Copy out the records in full, word for word, without pictures.

——

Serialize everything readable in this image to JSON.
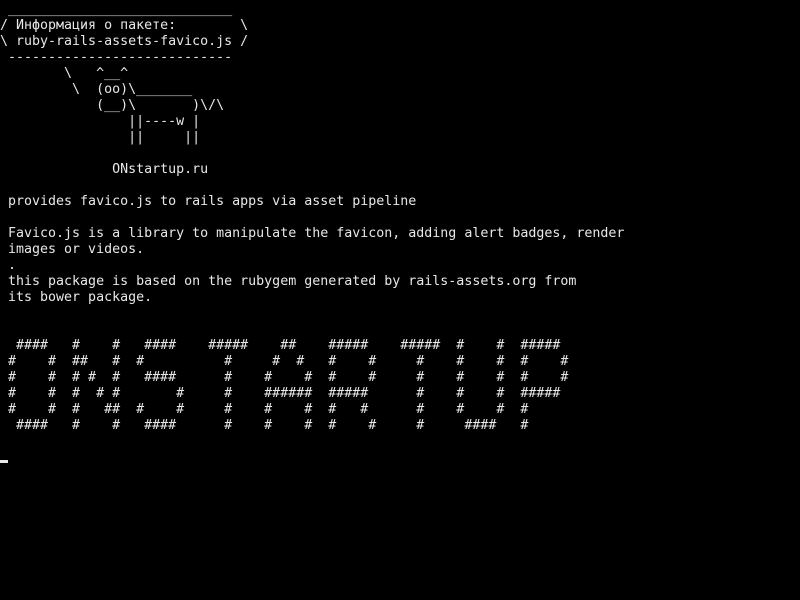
{
  "screen": {
    "background_color": "#000000",
    "text_color": "#e8e8e8"
  },
  "cowsay": {
    "bubble": [
      " ____________________________",
      "/ Информация о пакете:        \\",
      "\\ ruby-rails-assets-favico.js /",
      " ----------------------------"
    ],
    "cow": [
      "        \\   ^__^",
      "         \\  (oo)\\_______",
      "            (__)\\       )\\/\\",
      "                ||----w |",
      "                ||     ||"
    ],
    "site": "              ONstartup.ru"
  },
  "description": {
    "summary": " provides favico.js to rails apps via asset pipeline",
    "details": [
      " Favico.js is a library to manipulate the favicon, adding alert badges, render",
      " images or videos.",
      " .",
      " this package is based on the rubygem generated by rails-assets.org from",
      " its bower package."
    ]
  },
  "banner": [
    "  ####   #    #   ####    #####    ##    #####    #####  #    #  #####",
    " #    #  ##   #  #          #     #  #   #    #     #    #    #  #    #",
    " #    #  # #  #   ####      #    #    #  #    #     #    #    #  #    #",
    " #    #  #  # #       #     #    ######  #####      #    #    #  #####",
    " #    #  #   ##  #    #     #    #    #  #   #      #    #    #  #",
    "  ####   #    #   ####      #    #    #  #    #     #     ####   #"
  ],
  "prompt": {
    "cursor": "block-cursor"
  }
}
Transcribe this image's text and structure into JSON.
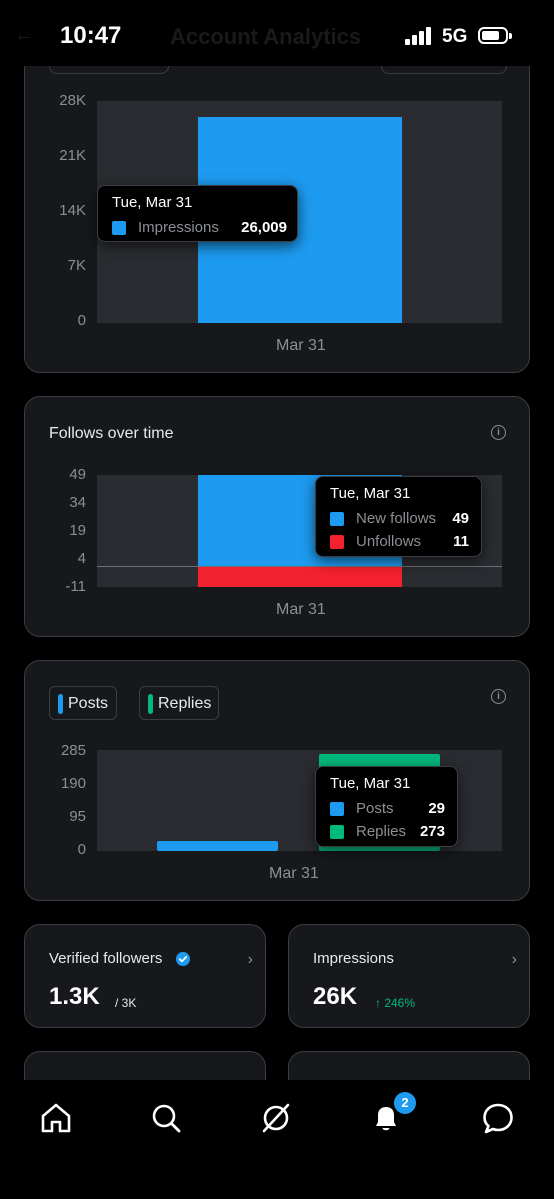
{
  "status_bar": {
    "time": "10:47",
    "network": "5G",
    "page_title": "Account Analytics"
  },
  "impressions_chart": {
    "y_ticks": [
      "28K",
      "21K",
      "14K",
      "7K",
      "0"
    ],
    "x_label": "Mar 31",
    "tooltip": {
      "date": "Tue, Mar 31",
      "series": "Impressions",
      "value": "26,009"
    }
  },
  "follows_chart": {
    "title": "Follows over time",
    "y_ticks": [
      "49",
      "34",
      "19",
      "4",
      "-11"
    ],
    "x_label": "Mar 31",
    "tooltip": {
      "date": "Tue, Mar 31",
      "row1_label": "New follows",
      "row1_value": "49",
      "row2_label": "Unfollows",
      "row2_value": "11"
    }
  },
  "posts_chart": {
    "chips": {
      "posts": "Posts",
      "replies": "Replies"
    },
    "y_ticks": [
      "285",
      "190",
      "95",
      "0"
    ],
    "x_label": "Mar 31",
    "tooltip": {
      "date": "Tue, Mar 31",
      "row1_label": "Posts",
      "row1_value": "29",
      "row2_label": "Replies",
      "row2_value": "273"
    }
  },
  "stats": {
    "verified": {
      "title": "Verified followers",
      "value": "1.3K",
      "suffix": "/ 3K"
    },
    "impressions": {
      "title": "Impressions",
      "value": "26K",
      "change": "↑ 246%"
    }
  },
  "tab_bar": {
    "notification_count": "2"
  },
  "colors": {
    "blue": "#1d9bf0",
    "red": "#f4212e",
    "green": "#00ba7c",
    "card_bg": "#16181c",
    "border": "#3a3d41"
  },
  "chart_data": [
    {
      "type": "bar",
      "categories": [
        "Mar 31"
      ],
      "series": [
        {
          "name": "Impressions",
          "values": [
            26009
          ]
        }
      ],
      "ylim": [
        0,
        28000
      ]
    },
    {
      "type": "bar",
      "categories": [
        "Mar 31"
      ],
      "series": [
        {
          "name": "New follows",
          "values": [
            49
          ]
        },
        {
          "name": "Unfollows",
          "values": [
            -11
          ]
        }
      ],
      "ylim": [
        -11,
        49
      ]
    },
    {
      "type": "bar",
      "categories": [
        "Mar 31"
      ],
      "series": [
        {
          "name": "Posts",
          "values": [
            29
          ]
        },
        {
          "name": "Replies",
          "values": [
            273
          ]
        }
      ],
      "ylim": [
        0,
        285
      ]
    }
  ]
}
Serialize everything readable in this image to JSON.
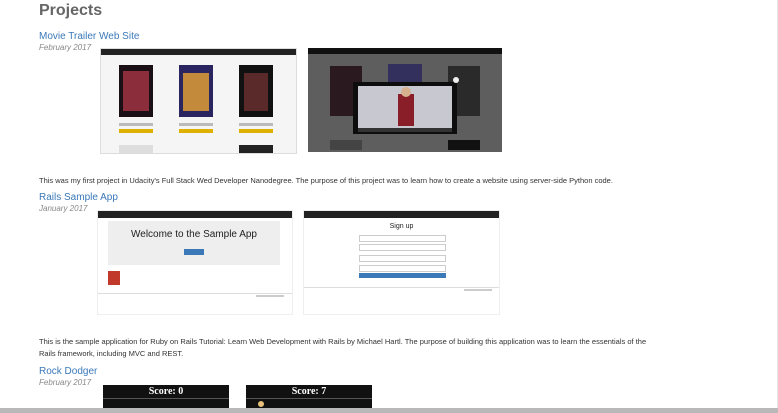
{
  "page": {
    "title": "Projects"
  },
  "projects": [
    {
      "title": "Movie Trailer Web Site",
      "date": "February 2017",
      "description": "This was my first project in Udacity's Full Stack Wed Developer Nanodegree. The purpose of this project was to learn how to create a website using server-side Python code."
    },
    {
      "title": "Rails Sample App",
      "date": "January 2017",
      "description_line1": "This is the sample application for Ruby on Rails Tutorial: Learn Web Development with Rails by Michael Hartl. The purpose of building this application was to learn the essentials of the",
      "description_line2": "Rails framework, including MVC and REST.",
      "welcome_text": "Welcome to the Sample App",
      "signup_text": "Sign up"
    },
    {
      "title": "Rock Dodger",
      "date": "February 2017",
      "score1": "Score: 0",
      "score2": "Score: 7"
    }
  ]
}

——

Correct response
Serialize everything readable in this image to JSON.
{
  "screen": {
    "background_color": "#000000",
    "text_color": "#e8e8e8"
  },
  "cowsay": {
    "bubble": [
      " ____________________________",
      "/ Информация о пакете:        \\",
      "\\ ruby-rails-assets-favico.js /",
      " ----------------------------"
    ],
    "cow": [
      "        \\   ^__^",
      "         \\  (oo)\\_______",
      "            (__)\\       )\\/\\",
      "                ||----w |",
      "                ||     ||"
    ],
    "site": "              ONstartup.ru"
  },
  "description": {
    "summary": " provides favico.js to rails apps via asset pipeline",
    "details": [
      " Favico.js is a library to manipulate the favicon, adding alert badges, render",
      " images or videos.",
      " .",
      " this package is based on the rubygem generated by rails-assets.org from",
      " its bower package."
    ]
  },
  "banner": [
    "  ####   #    #   ####    #####    ##    #####    #####  #    #  #####",
    " #    #  ##   #  #          #     #  #   #    #     #    #    #  #    #",
    " #    #  # #  #   ####      #    #    #  #    #     #    #    #  #    #",
    " #    #  #  # #       #     #    ######  #####      #    #    #  #####",
    " #    #  #   ##  #    #     #    #    #  #   #      #    #    #  #",
    "  ####   #    #   ####      #    #    #  #    #     #     ####   #"
  ],
  "prompt": {
    "cursor": "block-cursor"
  }
}
Transcribe this image's text and structure into JSON.
{
  "status_bar": {
    "time": "10:47",
    "network": "5G",
    "page_title": "Account Analytics"
  },
  "impressions_chart": {
    "y_ticks": [
      "28K",
      "21K",
      "14K",
      "7K",
      "0"
    ],
    "x_label": "Mar 31",
    "tooltip": {
      "date": "Tue, Mar 31",
      "series": "Impressions",
      "value": "26,009"
    }
  },
  "follows_chart": {
    "title": "Follows over time",
    "y_ticks": [
      "49",
      "34",
      "19",
      "4",
      "-11"
    ],
    "x_label": "Mar 31",
    "tooltip": {
      "date": "Tue, Mar 31",
      "row1_label": "New follows",
      "row1_value": "49",
      "row2_label": "Unfollows",
      "row2_value": "11"
    }
  },
  "posts_chart": {
    "chips": {
      "posts": "Posts",
      "replies": "Replies"
    },
    "y_ticks": [
      "285",
      "190",
      "95",
      "0"
    ],
    "x_label": "Mar 31",
    "tooltip": {
      "date": "Tue, Mar 31",
      "row1_label": "Posts",
      "row1_value": "29",
      "row2_label": "Replies",
      "row2_value": "273"
    }
  },
  "stats": {
    "verified": {
      "title": "Verified followers",
      "value": "1.3K",
      "suffix": "/ 3K"
    },
    "impressions": {
      "title": "Impressions",
      "value": "26K",
      "change": "↑ 246%"
    }
  },
  "tab_bar": {
    "notification_count": "2"
  },
  "colors": {
    "blue": "#1d9bf0",
    "red": "#f4212e",
    "green": "#00ba7c",
    "card_bg": "#16181c",
    "border": "#3a3d41"
  },
  "chart_data": [
    {
      "type": "bar",
      "categories": [
        "Mar 31"
      ],
      "series": [
        {
          "name": "Impressions",
          "values": [
            26009
          ]
        }
      ],
      "ylim": [
        0,
        28000
      ]
    },
    {
      "type": "bar",
      "categories": [
        "Mar 31"
      ],
      "series": [
        {
          "name": "New follows",
          "values": [
            49
          ]
        },
        {
          "name": "Unfollows",
          "values": [
            -11
          ]
        }
      ],
      "ylim": [
        -11,
        49
      ]
    },
    {
      "type": "bar",
      "categories": [
        "Mar 31"
      ],
      "series": [
        {
          "name": "Posts",
          "values": [
            29
          ]
        },
        {
          "name": "Replies",
          "values": [
            273
          ]
        }
      ],
      "ylim": [
        0,
        285
      ]
    }
  ]
}
Serialize everything readable in this image to JSON.
{
  "page": {
    "title": "Projects"
  },
  "projects": [
    {
      "title": "Movie Trailer Web Site",
      "date": "February 2017",
      "description": "This was my first project in Udacity's Full Stack Wed Developer Nanodegree. The purpose of this project was to learn how to create a website using server-side Python code."
    },
    {
      "title": "Rails Sample App",
      "date": "January 2017",
      "description_line1": "This is the sample application for Ruby on Rails Tutorial: Learn Web Development with Rails by Michael Hartl. The purpose of building this application was to learn the essentials of the",
      "description_line2": "Rails framework, including MVC and REST.",
      "welcome_text": "Welcome to the Sample App",
      "signup_text": "Sign up"
    },
    {
      "title": "Rock Dodger",
      "date": "February 2017",
      "score1": "Score: 0",
      "score2": "Score: 7"
    }
  ]
}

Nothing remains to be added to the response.